» DATASET ROWS:
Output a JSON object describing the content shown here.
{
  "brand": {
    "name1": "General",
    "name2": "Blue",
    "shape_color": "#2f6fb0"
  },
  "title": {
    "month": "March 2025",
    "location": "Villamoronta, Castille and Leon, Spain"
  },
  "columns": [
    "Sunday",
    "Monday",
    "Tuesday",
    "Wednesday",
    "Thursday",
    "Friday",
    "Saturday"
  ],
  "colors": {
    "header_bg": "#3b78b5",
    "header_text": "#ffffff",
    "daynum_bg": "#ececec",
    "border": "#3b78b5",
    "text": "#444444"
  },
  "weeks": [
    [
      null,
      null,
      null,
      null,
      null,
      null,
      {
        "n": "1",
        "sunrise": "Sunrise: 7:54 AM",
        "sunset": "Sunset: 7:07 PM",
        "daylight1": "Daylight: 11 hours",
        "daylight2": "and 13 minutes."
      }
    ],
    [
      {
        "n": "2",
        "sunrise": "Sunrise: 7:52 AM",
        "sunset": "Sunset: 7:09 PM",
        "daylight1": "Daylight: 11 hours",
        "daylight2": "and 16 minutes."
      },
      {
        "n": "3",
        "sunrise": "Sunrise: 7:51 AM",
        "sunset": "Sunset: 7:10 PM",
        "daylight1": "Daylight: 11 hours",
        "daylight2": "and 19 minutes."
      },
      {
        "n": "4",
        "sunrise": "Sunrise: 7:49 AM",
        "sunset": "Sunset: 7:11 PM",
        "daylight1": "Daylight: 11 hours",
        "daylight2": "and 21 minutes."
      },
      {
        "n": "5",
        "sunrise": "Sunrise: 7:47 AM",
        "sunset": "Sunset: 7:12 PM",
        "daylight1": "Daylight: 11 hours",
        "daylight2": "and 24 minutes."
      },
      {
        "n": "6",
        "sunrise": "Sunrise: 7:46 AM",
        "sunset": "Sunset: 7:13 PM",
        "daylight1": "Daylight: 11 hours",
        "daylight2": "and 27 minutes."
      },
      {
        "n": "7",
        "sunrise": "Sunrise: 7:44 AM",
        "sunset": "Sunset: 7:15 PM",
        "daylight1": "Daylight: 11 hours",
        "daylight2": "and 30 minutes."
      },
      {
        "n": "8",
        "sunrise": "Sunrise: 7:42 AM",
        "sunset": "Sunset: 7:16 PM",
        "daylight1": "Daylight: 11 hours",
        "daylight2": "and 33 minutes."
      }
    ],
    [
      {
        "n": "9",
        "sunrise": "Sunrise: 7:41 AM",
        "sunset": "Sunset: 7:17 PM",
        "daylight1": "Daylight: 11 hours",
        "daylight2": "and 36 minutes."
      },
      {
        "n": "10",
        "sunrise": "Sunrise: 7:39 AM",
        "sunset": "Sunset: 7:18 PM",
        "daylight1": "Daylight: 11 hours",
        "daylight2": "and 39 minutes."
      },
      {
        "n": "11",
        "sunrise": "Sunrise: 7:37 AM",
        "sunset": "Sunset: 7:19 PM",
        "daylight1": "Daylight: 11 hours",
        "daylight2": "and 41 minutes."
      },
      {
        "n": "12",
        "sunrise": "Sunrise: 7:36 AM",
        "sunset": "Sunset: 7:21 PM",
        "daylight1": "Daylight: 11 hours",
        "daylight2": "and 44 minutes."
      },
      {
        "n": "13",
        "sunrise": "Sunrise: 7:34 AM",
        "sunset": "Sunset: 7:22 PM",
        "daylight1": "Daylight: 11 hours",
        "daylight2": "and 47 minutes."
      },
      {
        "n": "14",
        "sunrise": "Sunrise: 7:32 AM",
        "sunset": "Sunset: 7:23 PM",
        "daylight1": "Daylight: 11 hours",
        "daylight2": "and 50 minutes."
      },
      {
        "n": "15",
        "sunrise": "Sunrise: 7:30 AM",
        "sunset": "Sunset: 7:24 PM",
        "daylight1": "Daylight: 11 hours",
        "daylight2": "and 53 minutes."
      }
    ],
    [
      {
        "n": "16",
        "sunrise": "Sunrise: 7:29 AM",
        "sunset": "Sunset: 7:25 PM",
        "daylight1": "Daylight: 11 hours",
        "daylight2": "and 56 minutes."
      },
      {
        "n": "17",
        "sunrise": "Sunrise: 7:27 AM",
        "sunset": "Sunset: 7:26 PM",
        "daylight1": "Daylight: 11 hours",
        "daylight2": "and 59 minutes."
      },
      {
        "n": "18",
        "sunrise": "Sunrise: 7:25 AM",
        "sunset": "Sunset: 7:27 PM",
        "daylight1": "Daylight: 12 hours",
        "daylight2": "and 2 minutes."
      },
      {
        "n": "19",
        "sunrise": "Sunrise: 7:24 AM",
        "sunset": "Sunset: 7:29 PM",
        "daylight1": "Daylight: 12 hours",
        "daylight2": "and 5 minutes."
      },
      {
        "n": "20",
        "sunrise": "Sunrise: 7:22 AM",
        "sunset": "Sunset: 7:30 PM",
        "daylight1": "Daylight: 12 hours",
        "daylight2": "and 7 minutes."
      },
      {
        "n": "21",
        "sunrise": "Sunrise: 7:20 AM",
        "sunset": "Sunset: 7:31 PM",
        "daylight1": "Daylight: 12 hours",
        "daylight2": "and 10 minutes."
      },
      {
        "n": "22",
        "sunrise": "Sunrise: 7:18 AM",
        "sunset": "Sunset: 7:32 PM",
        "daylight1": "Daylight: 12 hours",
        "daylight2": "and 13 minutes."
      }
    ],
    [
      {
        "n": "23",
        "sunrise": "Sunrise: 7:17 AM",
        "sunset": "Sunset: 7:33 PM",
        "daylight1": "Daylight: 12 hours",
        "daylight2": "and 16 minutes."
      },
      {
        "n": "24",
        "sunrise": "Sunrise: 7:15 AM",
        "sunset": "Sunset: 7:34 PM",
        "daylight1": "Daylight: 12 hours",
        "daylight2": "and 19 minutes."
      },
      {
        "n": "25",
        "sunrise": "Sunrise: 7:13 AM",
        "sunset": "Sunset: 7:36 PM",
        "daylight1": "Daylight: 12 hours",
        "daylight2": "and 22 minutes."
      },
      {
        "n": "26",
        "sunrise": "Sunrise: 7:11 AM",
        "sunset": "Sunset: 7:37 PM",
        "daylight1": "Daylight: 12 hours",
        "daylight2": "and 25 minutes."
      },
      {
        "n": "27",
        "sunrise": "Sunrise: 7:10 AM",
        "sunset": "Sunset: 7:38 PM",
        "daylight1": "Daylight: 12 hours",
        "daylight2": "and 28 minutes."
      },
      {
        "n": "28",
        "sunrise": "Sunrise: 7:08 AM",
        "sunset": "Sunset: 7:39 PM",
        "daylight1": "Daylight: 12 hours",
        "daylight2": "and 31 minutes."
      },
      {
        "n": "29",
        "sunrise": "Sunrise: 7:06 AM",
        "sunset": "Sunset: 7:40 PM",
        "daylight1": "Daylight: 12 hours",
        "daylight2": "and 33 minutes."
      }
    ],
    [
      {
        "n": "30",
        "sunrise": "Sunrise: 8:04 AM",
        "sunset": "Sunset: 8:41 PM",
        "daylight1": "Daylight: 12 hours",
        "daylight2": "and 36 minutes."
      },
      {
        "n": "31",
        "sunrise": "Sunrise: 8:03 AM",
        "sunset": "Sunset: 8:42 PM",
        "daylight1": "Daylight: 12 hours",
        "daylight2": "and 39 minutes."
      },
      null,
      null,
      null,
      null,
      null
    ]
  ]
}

» DIRECTIVE: Quote the data in full, keeping each word unchanged.

» REPLY:
Output a JSON object describing the content shown here.
{
  "brand": {
    "name1": "General",
    "name2": "Blue",
    "shape_color": "#2f6fb0"
  },
  "title": {
    "month": "March 2025",
    "location": "Villamoronta, Castille and Leon, Spain"
  },
  "columns": [
    "Sunday",
    "Monday",
    "Tuesday",
    "Wednesday",
    "Thursday",
    "Friday",
    "Saturday"
  ],
  "colors": {
    "header_bg": "#3b78b5",
    "header_text": "#ffffff",
    "daynum_bg": "#ececec",
    "border": "#3b78b5",
    "text": "#444444"
  },
  "weeks": [
    [
      null,
      null,
      null,
      null,
      null,
      null,
      {
        "n": "1",
        "sunrise": "Sunrise: 7:54 AM",
        "sunset": "Sunset: 7:07 PM",
        "daylight1": "Daylight: 11 hours",
        "daylight2": "and 13 minutes."
      }
    ],
    [
      {
        "n": "2",
        "sunrise": "Sunrise: 7:52 AM",
        "sunset": "Sunset: 7:09 PM",
        "daylight1": "Daylight: 11 hours",
        "daylight2": "and 16 minutes."
      },
      {
        "n": "3",
        "sunrise": "Sunrise: 7:51 AM",
        "sunset": "Sunset: 7:10 PM",
        "daylight1": "Daylight: 11 hours",
        "daylight2": "and 19 minutes."
      },
      {
        "n": "4",
        "sunrise": "Sunrise: 7:49 AM",
        "sunset": "Sunset: 7:11 PM",
        "daylight1": "Daylight: 11 hours",
        "daylight2": "and 21 minutes."
      },
      {
        "n": "5",
        "sunrise": "Sunrise: 7:47 AM",
        "sunset": "Sunset: 7:12 PM",
        "daylight1": "Daylight: 11 hours",
        "daylight2": "and 24 minutes."
      },
      {
        "n": "6",
        "sunrise": "Sunrise: 7:46 AM",
        "sunset": "Sunset: 7:13 PM",
        "daylight1": "Daylight: 11 hours",
        "daylight2": "and 27 minutes."
      },
      {
        "n": "7",
        "sunrise": "Sunrise: 7:44 AM",
        "sunset": "Sunset: 7:15 PM",
        "daylight1": "Daylight: 11 hours",
        "daylight2": "and 30 minutes."
      },
      {
        "n": "8",
        "sunrise": "Sunrise: 7:42 AM",
        "sunset": "Sunset: 7:16 PM",
        "daylight1": "Daylight: 11 hours",
        "daylight2": "and 33 minutes."
      }
    ],
    [
      {
        "n": "9",
        "sunrise": "Sunrise: 7:41 AM",
        "sunset": "Sunset: 7:17 PM",
        "daylight1": "Daylight: 11 hours",
        "daylight2": "and 36 minutes."
      },
      {
        "n": "10",
        "sunrise": "Sunrise: 7:39 AM",
        "sunset": "Sunset: 7:18 PM",
        "daylight1": "Daylight: 11 hours",
        "daylight2": "and 39 minutes."
      },
      {
        "n": "11",
        "sunrise": "Sunrise: 7:37 AM",
        "sunset": "Sunset: 7:19 PM",
        "daylight1": "Daylight: 11 hours",
        "daylight2": "and 41 minutes."
      },
      {
        "n": "12",
        "sunrise": "Sunrise: 7:36 AM",
        "sunset": "Sunset: 7:21 PM",
        "daylight1": "Daylight: 11 hours",
        "daylight2": "and 44 minutes."
      },
      {
        "n": "13",
        "sunrise": "Sunrise: 7:34 AM",
        "sunset": "Sunset: 7:22 PM",
        "daylight1": "Daylight: 11 hours",
        "daylight2": "and 47 minutes."
      },
      {
        "n": "14",
        "sunrise": "Sunrise: 7:32 AM",
        "sunset": "Sunset: 7:23 PM",
        "daylight1": "Daylight: 11 hours",
        "daylight2": "and 50 minutes."
      },
      {
        "n": "15",
        "sunrise": "Sunrise: 7:30 AM",
        "sunset": "Sunset: 7:24 PM",
        "daylight1": "Daylight: 11 hours",
        "daylight2": "and 53 minutes."
      }
    ],
    [
      {
        "n": "16",
        "sunrise": "Sunrise: 7:29 AM",
        "sunset": "Sunset: 7:25 PM",
        "daylight1": "Daylight: 11 hours",
        "daylight2": "and 56 minutes."
      },
      {
        "n": "17",
        "sunrise": "Sunrise: 7:27 AM",
        "sunset": "Sunset: 7:26 PM",
        "daylight1": "Daylight: 11 hours",
        "daylight2": "and 59 minutes."
      },
      {
        "n": "18",
        "sunrise": "Sunrise: 7:25 AM",
        "sunset": "Sunset: 7:27 PM",
        "daylight1": "Daylight: 12 hours",
        "daylight2": "and 2 minutes."
      },
      {
        "n": "19",
        "sunrise": "Sunrise: 7:24 AM",
        "sunset": "Sunset: 7:29 PM",
        "daylight1": "Daylight: 12 hours",
        "daylight2": "and 5 minutes."
      },
      {
        "n": "20",
        "sunrise": "Sunrise: 7:22 AM",
        "sunset": "Sunset: 7:30 PM",
        "daylight1": "Daylight: 12 hours",
        "daylight2": "and 7 minutes."
      },
      {
        "n": "21",
        "sunrise": "Sunrise: 7:20 AM",
        "sunset": "Sunset: 7:31 PM",
        "daylight1": "Daylight: 12 hours",
        "daylight2": "and 10 minutes."
      },
      {
        "n": "22",
        "sunrise": "Sunrise: 7:18 AM",
        "sunset": "Sunset: 7:32 PM",
        "daylight1": "Daylight: 12 hours",
        "daylight2": "and 13 minutes."
      }
    ],
    [
      {
        "n": "23",
        "sunrise": "Sunrise: 7:17 AM",
        "sunset": "Sunset: 7:33 PM",
        "daylight1": "Daylight: 12 hours",
        "daylight2": "and 16 minutes."
      },
      {
        "n": "24",
        "sunrise": "Sunrise: 7:15 AM",
        "sunset": "Sunset: 7:34 PM",
        "daylight1": "Daylight: 12 hours",
        "daylight2": "and 19 minutes."
      },
      {
        "n": "25",
        "sunrise": "Sunrise: 7:13 AM",
        "sunset": "Sunset: 7:36 PM",
        "daylight1": "Daylight: 12 hours",
        "daylight2": "and 22 minutes."
      },
      {
        "n": "26",
        "sunrise": "Sunrise: 7:11 AM",
        "sunset": "Sunset: 7:37 PM",
        "daylight1": "Daylight: 12 hours",
        "daylight2": "and 25 minutes."
      },
      {
        "n": "27",
        "sunrise": "Sunrise: 7:10 AM",
        "sunset": "Sunset: 7:38 PM",
        "daylight1": "Daylight: 12 hours",
        "daylight2": "and 28 minutes."
      },
      {
        "n": "28",
        "sunrise": "Sunrise: 7:08 AM",
        "sunset": "Sunset: 7:39 PM",
        "daylight1": "Daylight: 12 hours",
        "daylight2": "and 31 minutes."
      },
      {
        "n": "29",
        "sunrise": "Sunrise: 7:06 AM",
        "sunset": "Sunset: 7:40 PM",
        "daylight1": "Daylight: 12 hours",
        "daylight2": "and 33 minutes."
      }
    ],
    [
      {
        "n": "30",
        "sunrise": "Sunrise: 8:04 AM",
        "sunset": "Sunset: 8:41 PM",
        "daylight1": "Daylight: 12 hours",
        "daylight2": "and 36 minutes."
      },
      {
        "n": "31",
        "sunrise": "Sunrise: 8:03 AM",
        "sunset": "Sunset: 8:42 PM",
        "daylight1": "Daylight: 12 hours",
        "daylight2": "and 39 minutes."
      },
      null,
      null,
      null,
      null,
      null
    ]
  ]
}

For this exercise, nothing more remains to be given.